● Figure collection entries
*****
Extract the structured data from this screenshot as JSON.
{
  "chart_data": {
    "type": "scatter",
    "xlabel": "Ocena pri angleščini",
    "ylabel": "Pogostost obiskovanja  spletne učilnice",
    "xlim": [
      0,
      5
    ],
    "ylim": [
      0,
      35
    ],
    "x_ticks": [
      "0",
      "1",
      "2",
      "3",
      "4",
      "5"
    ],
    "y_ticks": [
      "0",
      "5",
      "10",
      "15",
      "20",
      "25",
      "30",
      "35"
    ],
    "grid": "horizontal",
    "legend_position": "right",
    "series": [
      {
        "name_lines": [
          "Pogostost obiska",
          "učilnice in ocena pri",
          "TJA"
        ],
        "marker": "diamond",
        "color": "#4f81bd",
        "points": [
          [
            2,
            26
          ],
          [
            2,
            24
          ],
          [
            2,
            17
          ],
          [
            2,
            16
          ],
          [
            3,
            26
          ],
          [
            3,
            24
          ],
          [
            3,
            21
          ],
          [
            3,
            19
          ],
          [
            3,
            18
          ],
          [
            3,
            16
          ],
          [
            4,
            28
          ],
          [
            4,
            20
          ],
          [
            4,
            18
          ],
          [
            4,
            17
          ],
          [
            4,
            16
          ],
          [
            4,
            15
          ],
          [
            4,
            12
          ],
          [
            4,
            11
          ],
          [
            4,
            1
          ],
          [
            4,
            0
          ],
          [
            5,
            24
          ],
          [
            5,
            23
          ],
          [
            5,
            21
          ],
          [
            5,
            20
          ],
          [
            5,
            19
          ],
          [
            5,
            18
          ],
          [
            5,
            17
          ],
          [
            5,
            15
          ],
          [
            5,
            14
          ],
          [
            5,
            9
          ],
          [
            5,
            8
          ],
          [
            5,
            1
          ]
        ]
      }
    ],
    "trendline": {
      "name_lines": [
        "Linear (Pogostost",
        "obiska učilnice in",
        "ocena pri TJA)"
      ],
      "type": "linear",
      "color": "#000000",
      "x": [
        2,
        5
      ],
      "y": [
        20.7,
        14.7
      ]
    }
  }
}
*****
● DIRECTION
Extract the complete listing verbatim.

● RESULT
Extract the structured data from this screenshot as JSON.
{
  "chart_data": {
    "type": "scatter",
    "xlabel": "Ocena pri angleščini",
    "ylabel": "Pogostost obiskovanja  spletne učilnice",
    "xlim": [
      0,
      5
    ],
    "ylim": [
      0,
      35
    ],
    "x_ticks": [
      "0",
      "1",
      "2",
      "3",
      "4",
      "5"
    ],
    "y_ticks": [
      "0",
      "5",
      "10",
      "15",
      "20",
      "25",
      "30",
      "35"
    ],
    "grid": "horizontal",
    "legend_position": "right",
    "series": [
      {
        "name_lines": [
          "Pogostost obiska",
          "učilnice in ocena pri",
          "TJA"
        ],
        "marker": "diamond",
        "color": "#4f81bd",
        "points": [
          [
            2,
            26
          ],
          [
            2,
            24
          ],
          [
            2,
            17
          ],
          [
            2,
            16
          ],
          [
            3,
            26
          ],
          [
            3,
            24
          ],
          [
            3,
            21
          ],
          [
            3,
            19
          ],
          [
            3,
            18
          ],
          [
            3,
            16
          ],
          [
            4,
            28
          ],
          [
            4,
            20
          ],
          [
            4,
            18
          ],
          [
            4,
            17
          ],
          [
            4,
            16
          ],
          [
            4,
            15
          ],
          [
            4,
            12
          ],
          [
            4,
            11
          ],
          [
            4,
            1
          ],
          [
            4,
            0
          ],
          [
            5,
            24
          ],
          [
            5,
            23
          ],
          [
            5,
            21
          ],
          [
            5,
            20
          ],
          [
            5,
            19
          ],
          [
            5,
            18
          ],
          [
            5,
            17
          ],
          [
            5,
            15
          ],
          [
            5,
            14
          ],
          [
            5,
            9
          ],
          [
            5,
            8
          ],
          [
            5,
            1
          ]
        ]
      }
    ],
    "trendline": {
      "name_lines": [
        "Linear (Pogostost",
        "obiska učilnice in",
        "ocena pri TJA)"
      ],
      "type": "linear",
      "color": "#000000",
      "x": [
        2,
        5
      ],
      "y": [
        20.7,
        14.7
      ]
    }
  }
}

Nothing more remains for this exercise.